(WHAT THIS TASK INVOLVES)
Your task is to write out the complete listing exactly as it is shown.

(SUPPLIED MATERIAL)
**********

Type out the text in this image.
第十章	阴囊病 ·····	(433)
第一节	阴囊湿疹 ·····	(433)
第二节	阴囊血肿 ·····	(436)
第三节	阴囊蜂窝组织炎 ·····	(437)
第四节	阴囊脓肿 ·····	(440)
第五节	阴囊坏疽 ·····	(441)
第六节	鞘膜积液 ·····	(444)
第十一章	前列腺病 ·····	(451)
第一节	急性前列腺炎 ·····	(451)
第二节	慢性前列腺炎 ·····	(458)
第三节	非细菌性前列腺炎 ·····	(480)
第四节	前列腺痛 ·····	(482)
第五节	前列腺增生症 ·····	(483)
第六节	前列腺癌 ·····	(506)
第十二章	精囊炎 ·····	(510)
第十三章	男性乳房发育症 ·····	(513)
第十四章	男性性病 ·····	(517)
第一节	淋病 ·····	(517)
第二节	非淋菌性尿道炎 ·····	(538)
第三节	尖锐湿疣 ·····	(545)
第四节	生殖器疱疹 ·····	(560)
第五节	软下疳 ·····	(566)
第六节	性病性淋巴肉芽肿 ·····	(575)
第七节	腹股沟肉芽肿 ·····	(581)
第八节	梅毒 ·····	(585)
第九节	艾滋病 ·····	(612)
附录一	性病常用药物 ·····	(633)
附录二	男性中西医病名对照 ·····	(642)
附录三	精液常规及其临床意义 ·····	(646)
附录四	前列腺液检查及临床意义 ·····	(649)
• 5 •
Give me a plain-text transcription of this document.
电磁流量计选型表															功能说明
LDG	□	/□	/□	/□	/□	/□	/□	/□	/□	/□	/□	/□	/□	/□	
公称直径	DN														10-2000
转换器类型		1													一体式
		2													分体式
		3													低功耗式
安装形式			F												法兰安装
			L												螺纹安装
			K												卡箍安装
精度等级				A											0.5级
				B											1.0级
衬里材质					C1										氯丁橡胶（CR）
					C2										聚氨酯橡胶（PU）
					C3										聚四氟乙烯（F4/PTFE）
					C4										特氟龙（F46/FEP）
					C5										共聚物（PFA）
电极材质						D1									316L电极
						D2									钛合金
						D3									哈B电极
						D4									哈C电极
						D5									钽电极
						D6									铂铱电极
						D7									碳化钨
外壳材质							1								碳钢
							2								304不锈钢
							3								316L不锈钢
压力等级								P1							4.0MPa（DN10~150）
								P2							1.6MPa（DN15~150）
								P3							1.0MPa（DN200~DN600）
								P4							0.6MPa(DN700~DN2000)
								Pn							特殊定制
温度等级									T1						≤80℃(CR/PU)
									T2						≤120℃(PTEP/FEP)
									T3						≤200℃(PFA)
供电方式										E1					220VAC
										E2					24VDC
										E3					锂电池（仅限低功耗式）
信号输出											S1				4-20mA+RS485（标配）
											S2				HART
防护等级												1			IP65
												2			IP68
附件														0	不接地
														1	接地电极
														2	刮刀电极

**********

(RESULT OF THE EXERCISE)
Type out the text in this image.
第十章	阴囊病 ·····	(433)
第一节	阴囊湿疹 ·····	(433)
第二节	阴囊血肿 ·····	(436)
第三节	阴囊蜂窝组织炎 ·····	(437)
第四节	阴囊脓肿 ·····	(440)
第五节	阴囊坏疽 ·····	(441)
第六节	鞘膜积液 ·····	(444)
第十一章	前列腺病 ·····	(451)
第一节	急性前列腺炎 ·····	(451)
第二节	慢性前列腺炎 ·····	(458)
第三节	非细菌性前列腺炎 ·····	(480)
第四节	前列腺痛 ·····	(482)
第五节	前列腺增生症 ·····	(483)
第六节	前列腺癌 ·····	(506)
第十二章	精囊炎 ·····	(510)
第十三章	男性乳房发育症 ·····	(513)
第十四章	男性性病 ·····	(517)
第一节	淋病 ·····	(517)
第二节	非淋菌性尿道炎 ·····	(538)
第三节	尖锐湿疣 ·····	(545)
第四节	生殖器疱疹 ·····	(560)
第五节	软下疳 ·····	(566)
第六节	性病性淋巴肉芽肿 ·····	(575)
第七节	腹股沟肉芽肿 ·····	(581)
第八节	梅毒 ·····	(585)
第九节	艾滋病 ·····	(612)
附录一	性病常用药物 ·····	(633)
附录二	男性中西医病名对照 ·····	(642)
附录三	精液常规及其临床意义 ·····	(646)
附录四	前列腺液检查及临床意义 ·····	(649)
• 5 •
Give me a plain-text transcription of this document.
电磁流量计选型表															功能说明
LDG	□	/□	/□	/□	/□	/□	/□	/□	/□	/□	/□	/□	/□	/□	
公称直径	DN														10-2000
转换器类型		1													一体式
		2													分体式
		3													低功耗式
安装形式			F												法兰安装
			L												螺纹安装
			K												卡箍安装
精度等级				A											0.5级
				B											1.0级
衬里材质					C1										氯丁橡胶（CR）
					C2										聚氨酯橡胶（PU）
					C3										聚四氟乙烯（F4/PTFE）
					C4										特氟龙（F46/FEP）
					C5										共聚物（PFA）
电极材质						D1									316L电极
						D2									钛合金
						D3									哈B电极
						D4									哈C电极
						D5									钽电极
						D6									铂铱电极
						D7									碳化钨
外壳材质							1								碳钢
							2								304不锈钢
							3								316L不锈钢
压力等级								P1							4.0MPa（DN10~150）
								P2							1.6MPa（DN15~150）
								P3							1.0MPa（DN200~DN600）
								P4							0.6MPa(DN700~DN2000)
								Pn							特殊定制
温度等级									T1						≤80℃(CR/PU)
									T2						≤120℃(PTEP/FEP)
									T3						≤200℃(PFA)
供电方式										E1					220VAC
										E2					24VDC
										E3					锂电池（仅限低功耗式）
信号输出											S1				4-20mA+RS485（标配）
											S2				HART
防护等级												1			IP65
												2			IP68
附件														0	不接地
														1	接地电极
														2	刮刀电极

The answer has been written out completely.